* The records:
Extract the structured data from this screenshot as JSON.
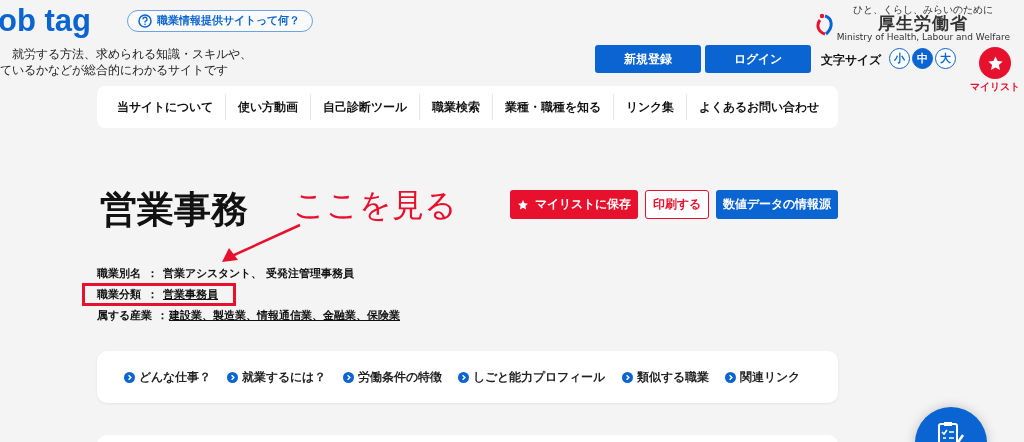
{
  "header": {
    "logo": "ob tag",
    "tagline": [
      "就労する方法、求められる知識・スキルや、",
      "ているかなどが総合的にわかるサイトです"
    ],
    "about_link": "職業情報提供サイトって何？",
    "ministry": {
      "slogan": "ひと、くらし、みらいのために",
      "name": "厚生労働省",
      "english": "Ministry of Health, Labour and Welfare"
    },
    "buttons": [
      "新規登録",
      "ログイン"
    ],
    "font_size": {
      "label": "文字サイズ",
      "options": [
        {
          "label": "小",
          "selected": false
        },
        {
          "label": "中",
          "selected": true
        },
        {
          "label": "大",
          "selected": false
        }
      ]
    },
    "mylist": "マイリスト"
  },
  "nav": [
    "当サイトについて",
    "使い方動画",
    "自己診断ツール",
    "職業検索",
    "業種・職種を知る",
    "リンク集",
    "よくあるお問い合わせ"
  ],
  "job": {
    "title": "営業事務",
    "actions": [
      {
        "label": "マイリストに保存",
        "kind": "save"
      },
      {
        "label": "印刷する",
        "kind": "outline"
      },
      {
        "label": "数値データの情報源",
        "kind": "info"
      }
    ],
    "details": [
      {
        "label": "職業別名",
        "separator": "：",
        "value": "営業アシスタント、 受発注管理事務員",
        "linked": false,
        "highlighted": false
      },
      {
        "label": "職業分類",
        "separator": "：",
        "value": "営業事務員",
        "linked": true,
        "highlighted": true
      },
      {
        "label": "属する産業",
        "separator": "：",
        "value": "建設業、製造業、情報通信業、金融業、保険業",
        "linked": true,
        "highlighted": false
      }
    ]
  },
  "annotation": {
    "text": "ここを見る"
  },
  "sections": [
    "どんな仕事？",
    "就業するには？",
    "労働条件の特徴",
    "しごと能力プロフィール",
    "類似する職業",
    "関連リンク"
  ]
}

* Exercise description: Only lines with the string "value" belong in your answer; copy each one.

* Output:
        "value": "営業アシスタント、 受発注管理事務員",
        "value": "営業事務員",
        "value": "建設業、製造業、情報通信業、金融業、保険業",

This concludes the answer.